→ PROBLEM STATEMENT: Answer with a number only: how many lines of the data contain "Time"?
.....
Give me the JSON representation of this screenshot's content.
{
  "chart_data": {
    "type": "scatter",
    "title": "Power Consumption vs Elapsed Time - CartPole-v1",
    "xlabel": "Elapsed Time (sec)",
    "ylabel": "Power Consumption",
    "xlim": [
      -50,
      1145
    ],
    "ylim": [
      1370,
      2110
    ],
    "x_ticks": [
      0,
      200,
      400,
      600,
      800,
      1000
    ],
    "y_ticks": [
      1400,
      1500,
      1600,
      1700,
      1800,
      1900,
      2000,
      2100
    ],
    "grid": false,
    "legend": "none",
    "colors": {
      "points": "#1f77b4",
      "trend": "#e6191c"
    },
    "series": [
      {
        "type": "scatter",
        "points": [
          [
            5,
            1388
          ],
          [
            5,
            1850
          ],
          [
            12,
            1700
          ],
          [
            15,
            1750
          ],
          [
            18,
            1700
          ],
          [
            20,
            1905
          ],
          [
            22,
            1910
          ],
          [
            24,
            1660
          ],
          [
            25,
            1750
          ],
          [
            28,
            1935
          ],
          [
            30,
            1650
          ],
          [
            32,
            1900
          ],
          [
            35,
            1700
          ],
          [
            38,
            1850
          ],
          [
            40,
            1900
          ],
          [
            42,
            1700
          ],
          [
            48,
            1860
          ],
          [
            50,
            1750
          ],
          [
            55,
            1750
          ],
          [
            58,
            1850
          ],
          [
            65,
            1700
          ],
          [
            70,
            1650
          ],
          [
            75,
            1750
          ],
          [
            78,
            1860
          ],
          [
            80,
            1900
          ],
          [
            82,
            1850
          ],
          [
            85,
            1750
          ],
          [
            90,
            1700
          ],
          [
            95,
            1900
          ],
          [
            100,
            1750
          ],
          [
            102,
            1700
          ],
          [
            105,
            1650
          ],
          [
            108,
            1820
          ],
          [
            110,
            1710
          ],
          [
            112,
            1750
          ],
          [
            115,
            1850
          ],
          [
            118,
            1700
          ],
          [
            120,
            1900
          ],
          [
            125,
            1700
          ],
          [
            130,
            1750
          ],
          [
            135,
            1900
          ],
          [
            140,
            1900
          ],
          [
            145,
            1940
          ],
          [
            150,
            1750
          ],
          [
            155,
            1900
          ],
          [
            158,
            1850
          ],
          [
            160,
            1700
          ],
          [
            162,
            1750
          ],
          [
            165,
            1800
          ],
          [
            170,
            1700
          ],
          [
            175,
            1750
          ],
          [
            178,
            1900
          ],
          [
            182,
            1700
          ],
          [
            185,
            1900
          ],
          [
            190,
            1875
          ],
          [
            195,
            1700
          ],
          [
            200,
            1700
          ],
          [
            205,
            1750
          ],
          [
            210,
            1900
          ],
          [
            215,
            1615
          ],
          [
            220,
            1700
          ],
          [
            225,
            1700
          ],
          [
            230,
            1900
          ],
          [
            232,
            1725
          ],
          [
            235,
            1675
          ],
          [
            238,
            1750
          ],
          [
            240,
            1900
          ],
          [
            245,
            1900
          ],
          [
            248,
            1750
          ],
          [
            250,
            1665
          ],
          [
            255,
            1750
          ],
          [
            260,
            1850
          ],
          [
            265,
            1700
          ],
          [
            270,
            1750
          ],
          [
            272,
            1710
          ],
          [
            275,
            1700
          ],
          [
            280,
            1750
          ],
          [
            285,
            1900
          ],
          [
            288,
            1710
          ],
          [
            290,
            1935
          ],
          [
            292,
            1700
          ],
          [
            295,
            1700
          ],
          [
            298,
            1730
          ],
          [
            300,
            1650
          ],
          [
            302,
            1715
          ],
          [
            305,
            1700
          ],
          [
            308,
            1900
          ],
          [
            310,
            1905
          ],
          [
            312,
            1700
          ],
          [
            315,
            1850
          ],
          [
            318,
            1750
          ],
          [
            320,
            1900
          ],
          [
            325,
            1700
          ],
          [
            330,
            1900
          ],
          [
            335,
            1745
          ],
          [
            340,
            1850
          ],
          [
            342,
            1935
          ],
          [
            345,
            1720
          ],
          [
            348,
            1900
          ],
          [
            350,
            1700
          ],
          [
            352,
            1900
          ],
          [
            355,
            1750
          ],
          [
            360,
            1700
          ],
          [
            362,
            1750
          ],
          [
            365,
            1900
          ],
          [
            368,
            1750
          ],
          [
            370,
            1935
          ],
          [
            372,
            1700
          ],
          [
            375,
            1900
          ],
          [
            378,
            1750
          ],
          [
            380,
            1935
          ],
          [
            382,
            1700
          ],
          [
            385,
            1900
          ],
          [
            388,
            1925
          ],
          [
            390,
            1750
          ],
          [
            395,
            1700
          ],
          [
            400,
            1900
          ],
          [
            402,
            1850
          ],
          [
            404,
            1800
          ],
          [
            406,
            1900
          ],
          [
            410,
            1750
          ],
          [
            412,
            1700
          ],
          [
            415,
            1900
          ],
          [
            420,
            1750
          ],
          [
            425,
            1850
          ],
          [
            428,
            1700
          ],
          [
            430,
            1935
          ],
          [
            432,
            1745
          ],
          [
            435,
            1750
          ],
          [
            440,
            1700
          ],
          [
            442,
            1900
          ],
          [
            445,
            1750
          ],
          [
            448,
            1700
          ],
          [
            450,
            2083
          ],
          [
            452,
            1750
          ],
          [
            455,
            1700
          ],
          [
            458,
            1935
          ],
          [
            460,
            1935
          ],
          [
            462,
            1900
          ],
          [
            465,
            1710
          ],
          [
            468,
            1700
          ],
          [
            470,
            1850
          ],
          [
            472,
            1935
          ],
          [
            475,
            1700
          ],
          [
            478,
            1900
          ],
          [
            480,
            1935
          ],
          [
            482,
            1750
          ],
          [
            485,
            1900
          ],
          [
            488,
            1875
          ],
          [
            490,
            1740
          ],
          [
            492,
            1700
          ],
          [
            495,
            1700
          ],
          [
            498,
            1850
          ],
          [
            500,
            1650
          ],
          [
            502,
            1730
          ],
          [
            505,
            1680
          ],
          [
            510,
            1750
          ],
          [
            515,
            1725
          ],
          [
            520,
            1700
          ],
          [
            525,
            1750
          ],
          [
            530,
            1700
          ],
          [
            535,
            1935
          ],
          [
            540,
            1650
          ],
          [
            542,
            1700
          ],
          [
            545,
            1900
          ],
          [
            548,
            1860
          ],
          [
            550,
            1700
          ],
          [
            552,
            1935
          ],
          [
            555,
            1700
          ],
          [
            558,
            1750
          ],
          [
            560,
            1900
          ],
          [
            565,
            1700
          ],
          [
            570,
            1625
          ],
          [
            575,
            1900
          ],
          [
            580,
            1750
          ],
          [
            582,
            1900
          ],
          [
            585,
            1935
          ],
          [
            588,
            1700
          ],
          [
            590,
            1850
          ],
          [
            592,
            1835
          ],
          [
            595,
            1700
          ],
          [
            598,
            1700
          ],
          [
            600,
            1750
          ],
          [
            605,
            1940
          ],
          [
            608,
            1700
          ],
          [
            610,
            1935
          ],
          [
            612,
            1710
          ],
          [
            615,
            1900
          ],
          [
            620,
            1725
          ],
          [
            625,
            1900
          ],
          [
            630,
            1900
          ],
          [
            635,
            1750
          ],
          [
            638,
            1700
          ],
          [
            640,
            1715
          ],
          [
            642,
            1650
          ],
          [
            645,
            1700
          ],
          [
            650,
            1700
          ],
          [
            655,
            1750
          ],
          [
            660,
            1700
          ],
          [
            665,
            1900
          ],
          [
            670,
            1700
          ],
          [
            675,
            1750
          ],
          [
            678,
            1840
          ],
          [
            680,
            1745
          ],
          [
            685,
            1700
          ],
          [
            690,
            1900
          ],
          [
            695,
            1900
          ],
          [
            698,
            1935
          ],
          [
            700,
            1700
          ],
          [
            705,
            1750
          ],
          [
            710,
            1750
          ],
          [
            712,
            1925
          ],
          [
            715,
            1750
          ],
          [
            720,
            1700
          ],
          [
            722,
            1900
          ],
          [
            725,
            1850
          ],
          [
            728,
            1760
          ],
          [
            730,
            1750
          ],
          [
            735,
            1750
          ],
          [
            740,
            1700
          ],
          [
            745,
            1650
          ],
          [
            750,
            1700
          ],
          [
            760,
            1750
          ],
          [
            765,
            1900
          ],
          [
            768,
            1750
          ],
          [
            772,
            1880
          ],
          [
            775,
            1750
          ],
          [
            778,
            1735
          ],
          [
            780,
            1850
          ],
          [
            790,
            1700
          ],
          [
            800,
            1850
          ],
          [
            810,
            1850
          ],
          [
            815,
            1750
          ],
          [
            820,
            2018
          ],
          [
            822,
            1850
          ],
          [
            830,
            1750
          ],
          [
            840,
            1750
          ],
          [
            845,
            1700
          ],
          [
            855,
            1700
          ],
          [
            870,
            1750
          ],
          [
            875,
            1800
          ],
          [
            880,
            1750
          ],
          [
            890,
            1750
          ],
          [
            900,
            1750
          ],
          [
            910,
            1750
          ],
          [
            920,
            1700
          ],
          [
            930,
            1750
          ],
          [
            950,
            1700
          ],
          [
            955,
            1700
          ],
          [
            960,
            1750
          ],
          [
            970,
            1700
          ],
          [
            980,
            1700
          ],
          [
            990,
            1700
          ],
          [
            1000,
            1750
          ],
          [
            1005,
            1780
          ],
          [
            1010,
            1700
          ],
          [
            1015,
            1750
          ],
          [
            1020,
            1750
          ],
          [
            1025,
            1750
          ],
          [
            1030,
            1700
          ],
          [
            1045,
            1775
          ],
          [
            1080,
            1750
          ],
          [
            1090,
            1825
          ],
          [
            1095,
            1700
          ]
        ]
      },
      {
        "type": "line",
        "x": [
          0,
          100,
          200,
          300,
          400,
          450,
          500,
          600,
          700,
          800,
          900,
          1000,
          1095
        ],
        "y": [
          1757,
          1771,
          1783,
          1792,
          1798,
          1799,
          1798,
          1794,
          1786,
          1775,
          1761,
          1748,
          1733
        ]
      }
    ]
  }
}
.....
→ RESPONSE TO THIS EXERCISE: 2